- **PROBLEM REQUIREMENTS**:
Gather each line in the entries that includes the string "非法持有海洛因".

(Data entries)
____________________
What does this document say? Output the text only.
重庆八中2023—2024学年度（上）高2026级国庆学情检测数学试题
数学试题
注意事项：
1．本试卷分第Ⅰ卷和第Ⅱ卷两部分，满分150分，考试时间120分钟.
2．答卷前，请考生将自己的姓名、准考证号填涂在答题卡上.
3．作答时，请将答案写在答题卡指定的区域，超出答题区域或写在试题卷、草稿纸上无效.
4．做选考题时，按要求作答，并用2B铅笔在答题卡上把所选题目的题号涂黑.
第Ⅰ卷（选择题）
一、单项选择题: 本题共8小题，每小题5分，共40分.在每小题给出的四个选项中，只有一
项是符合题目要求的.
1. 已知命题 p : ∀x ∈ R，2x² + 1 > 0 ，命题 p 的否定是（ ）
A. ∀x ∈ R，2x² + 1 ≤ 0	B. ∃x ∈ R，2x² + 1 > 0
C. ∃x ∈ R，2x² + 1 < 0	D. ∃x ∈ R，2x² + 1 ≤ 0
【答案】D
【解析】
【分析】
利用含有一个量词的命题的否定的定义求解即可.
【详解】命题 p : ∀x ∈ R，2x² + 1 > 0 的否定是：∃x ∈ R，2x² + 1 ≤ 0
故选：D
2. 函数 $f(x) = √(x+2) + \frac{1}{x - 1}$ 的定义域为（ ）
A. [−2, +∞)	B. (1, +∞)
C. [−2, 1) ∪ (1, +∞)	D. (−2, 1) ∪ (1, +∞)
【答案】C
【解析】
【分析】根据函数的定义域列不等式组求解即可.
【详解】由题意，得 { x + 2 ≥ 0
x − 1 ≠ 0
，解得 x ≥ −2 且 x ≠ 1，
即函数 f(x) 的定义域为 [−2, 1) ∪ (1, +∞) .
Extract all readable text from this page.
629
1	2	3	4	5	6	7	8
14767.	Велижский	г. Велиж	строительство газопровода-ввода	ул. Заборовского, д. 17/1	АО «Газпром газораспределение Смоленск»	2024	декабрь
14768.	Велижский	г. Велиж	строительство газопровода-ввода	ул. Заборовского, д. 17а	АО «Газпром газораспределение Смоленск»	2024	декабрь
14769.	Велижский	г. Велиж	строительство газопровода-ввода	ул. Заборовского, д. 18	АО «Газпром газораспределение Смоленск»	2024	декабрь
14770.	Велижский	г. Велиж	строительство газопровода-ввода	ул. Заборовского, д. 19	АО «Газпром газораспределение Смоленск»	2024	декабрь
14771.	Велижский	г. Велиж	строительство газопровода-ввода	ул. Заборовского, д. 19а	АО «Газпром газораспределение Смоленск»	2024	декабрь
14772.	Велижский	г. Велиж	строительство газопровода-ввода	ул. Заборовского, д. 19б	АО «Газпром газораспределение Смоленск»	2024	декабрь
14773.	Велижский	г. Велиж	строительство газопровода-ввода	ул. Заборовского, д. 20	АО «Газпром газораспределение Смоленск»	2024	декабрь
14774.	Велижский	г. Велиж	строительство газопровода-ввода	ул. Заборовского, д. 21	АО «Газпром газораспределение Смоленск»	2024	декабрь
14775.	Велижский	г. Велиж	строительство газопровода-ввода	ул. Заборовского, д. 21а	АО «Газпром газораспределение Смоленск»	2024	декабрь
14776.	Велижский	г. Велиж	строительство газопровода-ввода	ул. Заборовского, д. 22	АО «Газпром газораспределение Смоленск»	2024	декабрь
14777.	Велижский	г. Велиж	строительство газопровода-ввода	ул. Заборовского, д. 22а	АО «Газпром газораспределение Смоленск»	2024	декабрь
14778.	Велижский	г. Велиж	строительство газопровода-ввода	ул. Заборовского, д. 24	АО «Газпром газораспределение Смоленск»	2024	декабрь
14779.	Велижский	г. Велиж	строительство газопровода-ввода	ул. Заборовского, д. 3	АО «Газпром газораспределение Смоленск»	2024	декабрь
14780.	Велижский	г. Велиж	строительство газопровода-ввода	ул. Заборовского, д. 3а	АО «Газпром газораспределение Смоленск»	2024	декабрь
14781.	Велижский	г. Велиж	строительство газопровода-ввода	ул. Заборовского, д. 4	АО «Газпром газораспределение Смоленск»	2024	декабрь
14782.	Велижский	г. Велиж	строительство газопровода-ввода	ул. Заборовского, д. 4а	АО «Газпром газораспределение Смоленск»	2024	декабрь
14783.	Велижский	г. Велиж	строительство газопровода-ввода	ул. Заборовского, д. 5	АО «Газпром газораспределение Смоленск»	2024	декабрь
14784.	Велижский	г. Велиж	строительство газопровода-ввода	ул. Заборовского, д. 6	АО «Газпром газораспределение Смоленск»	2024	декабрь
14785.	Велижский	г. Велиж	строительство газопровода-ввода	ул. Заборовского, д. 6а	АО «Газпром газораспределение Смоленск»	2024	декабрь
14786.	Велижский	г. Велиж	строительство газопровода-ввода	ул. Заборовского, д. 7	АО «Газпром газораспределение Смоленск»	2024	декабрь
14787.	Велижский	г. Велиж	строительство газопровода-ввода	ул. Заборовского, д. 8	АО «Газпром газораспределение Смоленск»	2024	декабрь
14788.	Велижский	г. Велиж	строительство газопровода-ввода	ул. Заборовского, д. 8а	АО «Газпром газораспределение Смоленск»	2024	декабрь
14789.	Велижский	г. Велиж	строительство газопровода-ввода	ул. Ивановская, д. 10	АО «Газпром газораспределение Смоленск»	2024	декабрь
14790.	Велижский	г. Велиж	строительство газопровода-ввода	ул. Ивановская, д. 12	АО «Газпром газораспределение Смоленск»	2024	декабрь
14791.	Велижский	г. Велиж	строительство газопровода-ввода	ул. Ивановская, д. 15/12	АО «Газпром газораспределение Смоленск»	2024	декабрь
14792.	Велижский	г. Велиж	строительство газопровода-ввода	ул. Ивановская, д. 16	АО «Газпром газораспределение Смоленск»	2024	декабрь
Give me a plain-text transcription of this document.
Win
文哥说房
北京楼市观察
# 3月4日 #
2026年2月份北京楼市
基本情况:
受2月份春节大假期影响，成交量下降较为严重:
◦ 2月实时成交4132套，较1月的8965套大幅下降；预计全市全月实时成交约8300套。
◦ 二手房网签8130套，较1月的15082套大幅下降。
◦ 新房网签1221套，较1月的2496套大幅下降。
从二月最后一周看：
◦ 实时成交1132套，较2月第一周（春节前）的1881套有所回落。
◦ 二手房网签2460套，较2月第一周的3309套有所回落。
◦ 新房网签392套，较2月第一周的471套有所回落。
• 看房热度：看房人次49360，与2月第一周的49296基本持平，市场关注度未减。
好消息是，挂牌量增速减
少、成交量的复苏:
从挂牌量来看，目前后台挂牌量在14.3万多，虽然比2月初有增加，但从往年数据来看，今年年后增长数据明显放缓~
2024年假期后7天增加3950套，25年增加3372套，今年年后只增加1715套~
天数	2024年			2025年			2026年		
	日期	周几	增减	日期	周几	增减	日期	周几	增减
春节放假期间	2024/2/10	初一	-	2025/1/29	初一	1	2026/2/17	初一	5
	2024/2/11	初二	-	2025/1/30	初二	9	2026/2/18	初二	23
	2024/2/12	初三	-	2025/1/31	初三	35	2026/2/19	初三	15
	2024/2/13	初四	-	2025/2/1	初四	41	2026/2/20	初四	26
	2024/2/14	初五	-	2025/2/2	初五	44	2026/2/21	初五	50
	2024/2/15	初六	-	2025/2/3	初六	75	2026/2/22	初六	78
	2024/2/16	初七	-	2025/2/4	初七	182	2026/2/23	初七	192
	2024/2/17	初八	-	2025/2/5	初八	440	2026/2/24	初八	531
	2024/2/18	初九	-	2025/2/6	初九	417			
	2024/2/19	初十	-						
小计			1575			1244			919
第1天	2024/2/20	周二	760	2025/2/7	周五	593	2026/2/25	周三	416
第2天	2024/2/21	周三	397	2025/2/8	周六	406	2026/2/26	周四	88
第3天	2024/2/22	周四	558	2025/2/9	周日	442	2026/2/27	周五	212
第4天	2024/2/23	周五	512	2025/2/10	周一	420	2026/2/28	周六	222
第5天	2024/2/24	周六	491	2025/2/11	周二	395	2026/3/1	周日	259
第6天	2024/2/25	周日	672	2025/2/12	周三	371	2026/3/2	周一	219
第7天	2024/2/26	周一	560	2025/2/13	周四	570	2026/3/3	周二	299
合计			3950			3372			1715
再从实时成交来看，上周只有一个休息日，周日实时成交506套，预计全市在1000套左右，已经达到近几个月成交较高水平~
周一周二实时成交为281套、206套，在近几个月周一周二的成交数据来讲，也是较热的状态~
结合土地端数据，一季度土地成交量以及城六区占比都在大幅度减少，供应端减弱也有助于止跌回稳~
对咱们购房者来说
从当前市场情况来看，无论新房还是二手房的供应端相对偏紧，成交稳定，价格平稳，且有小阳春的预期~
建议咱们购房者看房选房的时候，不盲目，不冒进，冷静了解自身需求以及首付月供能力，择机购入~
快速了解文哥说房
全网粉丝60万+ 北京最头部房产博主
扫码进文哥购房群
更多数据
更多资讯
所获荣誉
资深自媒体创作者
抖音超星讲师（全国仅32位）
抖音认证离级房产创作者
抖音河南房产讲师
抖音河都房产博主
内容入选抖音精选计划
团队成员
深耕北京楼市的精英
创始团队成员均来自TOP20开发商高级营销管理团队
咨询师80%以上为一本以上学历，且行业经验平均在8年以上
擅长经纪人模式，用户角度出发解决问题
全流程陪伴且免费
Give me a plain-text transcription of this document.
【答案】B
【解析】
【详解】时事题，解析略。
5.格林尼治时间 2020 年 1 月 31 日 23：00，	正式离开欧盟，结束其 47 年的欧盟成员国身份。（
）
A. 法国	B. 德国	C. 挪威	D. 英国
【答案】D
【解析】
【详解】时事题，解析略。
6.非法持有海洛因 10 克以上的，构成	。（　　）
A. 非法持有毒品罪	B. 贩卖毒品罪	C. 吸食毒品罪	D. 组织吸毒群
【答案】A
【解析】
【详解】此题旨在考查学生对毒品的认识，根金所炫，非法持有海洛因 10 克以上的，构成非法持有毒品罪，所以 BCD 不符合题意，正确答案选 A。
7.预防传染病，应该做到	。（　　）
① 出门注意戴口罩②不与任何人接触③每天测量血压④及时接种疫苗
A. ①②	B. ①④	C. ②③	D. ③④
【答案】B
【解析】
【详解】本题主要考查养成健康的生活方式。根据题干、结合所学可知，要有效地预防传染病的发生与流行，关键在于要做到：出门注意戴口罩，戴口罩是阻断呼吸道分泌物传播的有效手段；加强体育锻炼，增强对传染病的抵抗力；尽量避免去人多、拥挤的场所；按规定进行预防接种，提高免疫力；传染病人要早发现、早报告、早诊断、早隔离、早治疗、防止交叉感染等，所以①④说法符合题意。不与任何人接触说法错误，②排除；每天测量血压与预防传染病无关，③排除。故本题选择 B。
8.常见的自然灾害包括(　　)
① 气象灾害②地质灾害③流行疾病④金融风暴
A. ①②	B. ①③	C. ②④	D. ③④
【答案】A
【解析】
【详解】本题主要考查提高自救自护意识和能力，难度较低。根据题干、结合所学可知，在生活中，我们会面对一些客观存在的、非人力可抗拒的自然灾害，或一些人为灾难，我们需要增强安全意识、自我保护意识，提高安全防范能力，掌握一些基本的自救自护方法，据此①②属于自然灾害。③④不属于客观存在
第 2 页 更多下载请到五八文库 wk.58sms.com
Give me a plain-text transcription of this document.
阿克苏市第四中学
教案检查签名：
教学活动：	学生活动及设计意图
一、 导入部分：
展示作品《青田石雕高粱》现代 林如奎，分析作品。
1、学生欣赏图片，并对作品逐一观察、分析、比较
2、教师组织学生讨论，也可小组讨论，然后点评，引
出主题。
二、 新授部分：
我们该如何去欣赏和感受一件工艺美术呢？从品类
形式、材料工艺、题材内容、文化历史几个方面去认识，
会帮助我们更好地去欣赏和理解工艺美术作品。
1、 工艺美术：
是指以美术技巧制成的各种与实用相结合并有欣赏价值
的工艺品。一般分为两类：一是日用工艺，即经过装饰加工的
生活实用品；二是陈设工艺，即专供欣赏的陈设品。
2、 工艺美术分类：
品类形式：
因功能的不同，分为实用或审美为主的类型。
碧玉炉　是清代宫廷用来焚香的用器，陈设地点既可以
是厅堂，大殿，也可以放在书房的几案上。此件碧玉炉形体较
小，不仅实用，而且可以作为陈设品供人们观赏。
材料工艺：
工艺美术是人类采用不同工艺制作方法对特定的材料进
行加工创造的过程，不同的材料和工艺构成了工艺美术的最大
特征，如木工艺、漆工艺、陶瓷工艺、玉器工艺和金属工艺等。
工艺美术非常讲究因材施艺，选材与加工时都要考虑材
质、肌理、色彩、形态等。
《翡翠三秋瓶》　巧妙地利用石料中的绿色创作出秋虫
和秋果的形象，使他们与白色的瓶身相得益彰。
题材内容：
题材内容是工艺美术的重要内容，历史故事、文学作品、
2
____________________
- **SOLUTION**:
6.非法持有海洛因 10 克以上的，构成	。（　　）
【详解】此题旨在考查学生对毒品的认识，根金所炫，非法持有海洛因 10 克以上的，构成非法持有毒品罪，所以 BCD 不符合题意，正确答案选 A。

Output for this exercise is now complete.